[Source data]
>>>>>

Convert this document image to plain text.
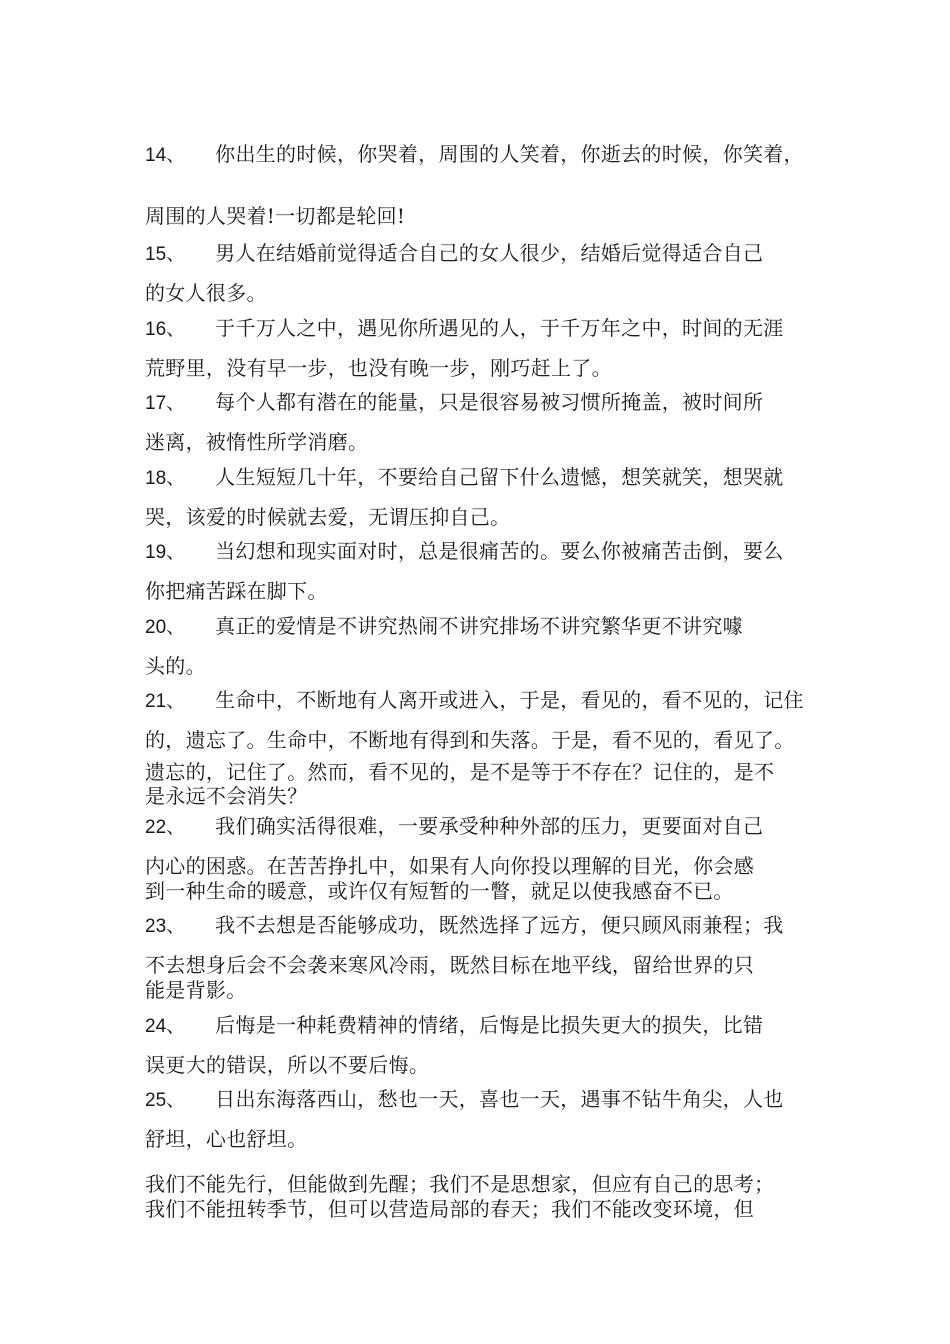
14、 你出生的时候，你哭着，周围的人笑着，你逝去的时候，你笑着，
周围的人哭着!一切都是轮回!
15、 男人在结婚前觉得适合自己的女人很少，结婚后觉得适合自己
的女人很多。
16、 于千万人之中，遇见你所遇见的人，于千万年之中，时间的无涯
荒野里，没有早一步，也没有晚一步，刚巧赶上了。
17、 每个人都有潜在的能量，只是很容易被习惯所掩盖，被时间所
迷离，被惰性所学消磨。
18、 人生短短几十年，不要给自己留下什么遗憾，想笑就笑，想哭就
哭，该爱的时候就去爱，无谓压抑自己。
19、 当幻想和现实面对时，总是很痛苦的。要么你被痛苦击倒，要么
你把痛苦踩在脚下。
20、 真正的爱情是不讲究热闹不讲究排场不讲究繁华更不讲究噱
头的。
21、 生命中，不断地有人离开或进入，于是，看见的，看不见的，记住
的，遗忘了。生命中，不断地有得到和失落。于是，看不见的，看见了。
遗忘的，记住了。然而，看不见的，是不是等于不存在？记住的，是不
是永远不会消失？
22、 我们确实活得很难，一要承受种种外部的压力，更要面对自己
内心的困惑。在苦苦挣扎中，如果有人向你投以理解的目光，你会感
到一种生命的暖意，或许仅有短暂的一瞥，就足以使我感奋不已。
23、 我不去想是否能够成功，既然选择了远方，便只顾风雨兼程；我
不去想身后会不会袭来寒风冷雨，既然目标在地平线，留给世界的只
能是背影。
24、 后悔是一种耗费精神的情绪，后悔是比损失更大的损失，比错
误更大的错误，所以不要后悔。
25、 日出东海落西山，愁也一天，喜也一天，遇事不钻牛角尖，人也
舒坦，心也舒坦。
我们不能先行，但能做到先醒；我们不是思想家，但应有自己的思考；
我们不能扭转季节，但可以营造局部的春天；我们不能改变环境，但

<<<<<

*Task objective*. Within the listing, how many lines hold the word "看不见的"? Only the number is to be given.

*Result*. 3